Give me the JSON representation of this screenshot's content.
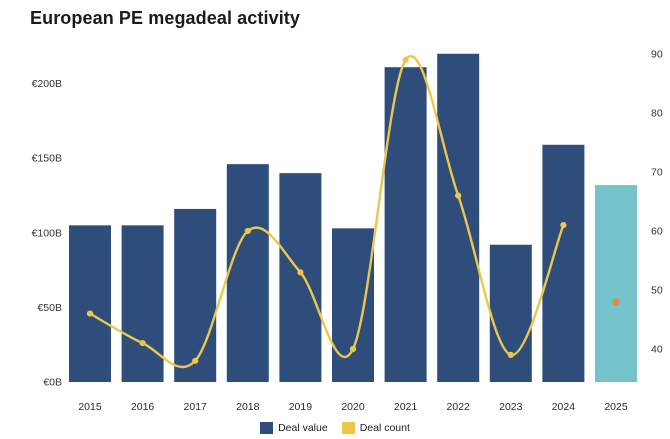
{
  "page": {
    "title": "European PE megadeal activity"
  },
  "legend": {
    "items": [
      {
        "label": "Deal value",
        "color": "#2e4d7a"
      },
      {
        "label": "Deal count",
        "color": "#edc74b"
      }
    ]
  },
  "chart_data": {
    "type": "combo-bar-line",
    "title": "European PE megadeal activity",
    "categories": [
      "2015",
      "2016",
      "2017",
      "2018",
      "2019",
      "2020",
      "2021",
      "2022",
      "2023",
      "2024",
      "2025"
    ],
    "series": [
      {
        "name": "Deal value",
        "type": "bar",
        "axis": "left",
        "unit": "EUR billions",
        "values": [
          105,
          105,
          116,
          146,
          140,
          103,
          211,
          220,
          92,
          159,
          132
        ],
        "color": "#2e4d7a",
        "estimate_color": "#74c3cb"
      },
      {
        "name": "Deal count",
        "type": "line",
        "axis": "right",
        "values": [
          46,
          41,
          38,
          60,
          53,
          40,
          89,
          66,
          39,
          61,
          48
        ],
        "color": "#edc74b",
        "estimate_color": "#dc8e3e"
      }
    ],
    "estimate_category": "2025",
    "left_axis": {
      "tick_labels": [
        "€0B",
        "€50B",
        "€100B",
        "€150B",
        "€200B"
      ],
      "tick_values": [
        0,
        50,
        100,
        150,
        200
      ],
      "range": [
        0,
        228
      ]
    },
    "right_axis": {
      "tick_labels": [
        "40",
        "50",
        "60",
        "70",
        "80",
        "90"
      ],
      "tick_values": [
        40,
        50,
        60,
        70,
        80,
        90
      ],
      "range": [
        34,
        92
      ]
    },
    "gridlines": false,
    "legend_position": "bottom-center",
    "notes": "2025 shown as estimate: teal bar with detached orange deal-count dot; yellow smoothed line with markers covers 2015-2024 only",
    "text_color": "#333333"
  }
}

→ **What you have to do**
Write out every line above exactly as it is, leaving out the pictures.

→ **Answer to the exercise**
Give me the JSON representation of this screenshot's content.
{
  "page": {
    "title": "European PE megadeal activity"
  },
  "legend": {
    "items": [
      {
        "label": "Deal value",
        "color": "#2e4d7a"
      },
      {
        "label": "Deal count",
        "color": "#edc74b"
      }
    ]
  },
  "chart_data": {
    "type": "combo-bar-line",
    "title": "European PE megadeal activity",
    "categories": [
      "2015",
      "2016",
      "2017",
      "2018",
      "2019",
      "2020",
      "2021",
      "2022",
      "2023",
      "2024",
      "2025"
    ],
    "series": [
      {
        "name": "Deal value",
        "type": "bar",
        "axis": "left",
        "unit": "EUR billions",
        "values": [
          105,
          105,
          116,
          146,
          140,
          103,
          211,
          220,
          92,
          159,
          132
        ],
        "color": "#2e4d7a",
        "estimate_color": "#74c3cb"
      },
      {
        "name": "Deal count",
        "type": "line",
        "axis": "right",
        "values": [
          46,
          41,
          38,
          60,
          53,
          40,
          89,
          66,
          39,
          61,
          48
        ],
        "color": "#edc74b",
        "estimate_color": "#dc8e3e"
      }
    ],
    "estimate_category": "2025",
    "left_axis": {
      "tick_labels": [
        "€0B",
        "€50B",
        "€100B",
        "€150B",
        "€200B"
      ],
      "tick_values": [
        0,
        50,
        100,
        150,
        200
      ],
      "range": [
        0,
        228
      ]
    },
    "right_axis": {
      "tick_labels": [
        "40",
        "50",
        "60",
        "70",
        "80",
        "90"
      ],
      "tick_values": [
        40,
        50,
        60,
        70,
        80,
        90
      ],
      "range": [
        34,
        92
      ]
    },
    "gridlines": false,
    "legend_position": "bottom-center",
    "notes": "2025 shown as estimate: teal bar with detached orange deal-count dot; yellow smoothed line with markers covers 2015-2024 only",
    "text_color": "#333333"
  }
}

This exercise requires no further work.